WHAT THE TASK ASKS: Find how many lines in the data below mention "mice". Give the number only.

----

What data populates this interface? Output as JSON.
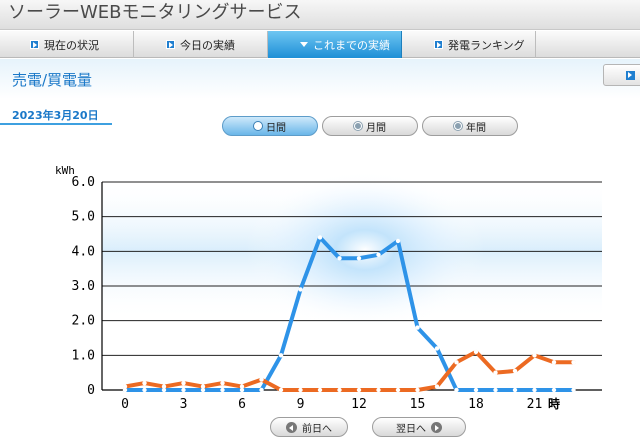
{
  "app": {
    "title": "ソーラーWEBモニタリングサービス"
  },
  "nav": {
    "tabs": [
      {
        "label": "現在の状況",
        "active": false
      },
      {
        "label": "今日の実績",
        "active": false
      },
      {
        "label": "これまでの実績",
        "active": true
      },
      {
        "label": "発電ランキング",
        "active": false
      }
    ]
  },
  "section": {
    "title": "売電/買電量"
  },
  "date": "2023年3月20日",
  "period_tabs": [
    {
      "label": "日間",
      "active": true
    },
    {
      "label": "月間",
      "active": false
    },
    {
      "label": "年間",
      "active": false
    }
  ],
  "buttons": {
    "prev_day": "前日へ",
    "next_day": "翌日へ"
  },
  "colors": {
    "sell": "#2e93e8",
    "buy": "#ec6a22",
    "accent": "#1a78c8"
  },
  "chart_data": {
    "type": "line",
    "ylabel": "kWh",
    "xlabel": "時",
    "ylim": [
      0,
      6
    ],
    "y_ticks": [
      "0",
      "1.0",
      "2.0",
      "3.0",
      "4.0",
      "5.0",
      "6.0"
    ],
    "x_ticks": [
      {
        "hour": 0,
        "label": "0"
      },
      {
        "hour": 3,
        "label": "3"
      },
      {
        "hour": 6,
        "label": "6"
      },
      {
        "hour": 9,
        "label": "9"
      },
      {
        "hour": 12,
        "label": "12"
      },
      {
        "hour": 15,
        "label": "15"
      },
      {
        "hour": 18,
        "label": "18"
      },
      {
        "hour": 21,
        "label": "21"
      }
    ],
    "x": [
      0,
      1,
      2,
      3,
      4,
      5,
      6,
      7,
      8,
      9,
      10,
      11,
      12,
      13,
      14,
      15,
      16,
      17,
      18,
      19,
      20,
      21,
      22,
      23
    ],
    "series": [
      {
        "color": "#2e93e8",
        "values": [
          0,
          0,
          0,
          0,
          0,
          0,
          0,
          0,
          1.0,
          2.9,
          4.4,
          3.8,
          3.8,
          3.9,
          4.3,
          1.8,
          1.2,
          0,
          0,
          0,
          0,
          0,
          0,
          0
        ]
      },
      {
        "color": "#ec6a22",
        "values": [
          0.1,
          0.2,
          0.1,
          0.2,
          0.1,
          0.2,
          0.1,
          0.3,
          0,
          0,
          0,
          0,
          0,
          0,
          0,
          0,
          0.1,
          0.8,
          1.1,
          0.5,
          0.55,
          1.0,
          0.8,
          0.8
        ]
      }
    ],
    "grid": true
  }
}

----

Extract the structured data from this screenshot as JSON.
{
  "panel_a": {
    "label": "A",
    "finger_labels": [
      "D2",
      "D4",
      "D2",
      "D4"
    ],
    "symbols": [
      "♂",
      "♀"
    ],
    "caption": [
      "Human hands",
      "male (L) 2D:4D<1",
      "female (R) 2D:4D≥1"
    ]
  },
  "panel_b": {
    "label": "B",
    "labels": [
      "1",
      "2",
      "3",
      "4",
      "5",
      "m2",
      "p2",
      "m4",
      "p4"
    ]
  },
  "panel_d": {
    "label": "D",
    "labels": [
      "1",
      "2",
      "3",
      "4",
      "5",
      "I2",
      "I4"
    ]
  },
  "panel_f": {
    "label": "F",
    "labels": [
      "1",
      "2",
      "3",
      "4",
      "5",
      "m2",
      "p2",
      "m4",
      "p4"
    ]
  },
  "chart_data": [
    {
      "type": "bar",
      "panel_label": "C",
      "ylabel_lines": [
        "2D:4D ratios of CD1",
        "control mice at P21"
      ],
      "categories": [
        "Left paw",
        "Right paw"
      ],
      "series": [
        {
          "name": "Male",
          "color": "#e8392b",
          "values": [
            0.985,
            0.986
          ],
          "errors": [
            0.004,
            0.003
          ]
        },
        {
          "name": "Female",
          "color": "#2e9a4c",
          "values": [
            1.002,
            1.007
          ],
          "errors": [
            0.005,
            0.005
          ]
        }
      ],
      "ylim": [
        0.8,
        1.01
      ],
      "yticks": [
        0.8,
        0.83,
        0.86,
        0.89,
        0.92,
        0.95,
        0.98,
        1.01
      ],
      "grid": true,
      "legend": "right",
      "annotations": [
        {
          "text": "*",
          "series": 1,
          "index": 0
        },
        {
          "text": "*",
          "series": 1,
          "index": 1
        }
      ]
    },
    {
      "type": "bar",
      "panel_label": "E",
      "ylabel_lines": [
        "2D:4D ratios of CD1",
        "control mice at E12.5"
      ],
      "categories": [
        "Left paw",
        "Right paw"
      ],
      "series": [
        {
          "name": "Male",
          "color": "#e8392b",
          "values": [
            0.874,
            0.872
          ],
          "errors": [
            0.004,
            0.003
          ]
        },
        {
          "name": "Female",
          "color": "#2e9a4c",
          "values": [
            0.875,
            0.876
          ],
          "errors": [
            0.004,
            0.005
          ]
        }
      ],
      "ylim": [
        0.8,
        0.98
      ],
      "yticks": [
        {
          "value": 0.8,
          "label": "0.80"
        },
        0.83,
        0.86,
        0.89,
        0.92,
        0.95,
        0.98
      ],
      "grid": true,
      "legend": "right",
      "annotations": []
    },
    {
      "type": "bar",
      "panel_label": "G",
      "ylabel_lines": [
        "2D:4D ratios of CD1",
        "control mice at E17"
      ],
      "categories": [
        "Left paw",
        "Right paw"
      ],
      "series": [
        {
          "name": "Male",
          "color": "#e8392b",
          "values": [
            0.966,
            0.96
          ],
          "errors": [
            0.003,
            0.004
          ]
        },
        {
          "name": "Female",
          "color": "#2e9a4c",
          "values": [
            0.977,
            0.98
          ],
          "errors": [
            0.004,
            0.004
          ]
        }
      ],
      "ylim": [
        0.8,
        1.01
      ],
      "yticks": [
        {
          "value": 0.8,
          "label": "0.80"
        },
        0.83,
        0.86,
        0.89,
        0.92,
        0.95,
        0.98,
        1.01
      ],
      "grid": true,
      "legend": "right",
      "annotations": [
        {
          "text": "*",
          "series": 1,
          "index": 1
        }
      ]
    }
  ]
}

----

TASK RESPONSE: 3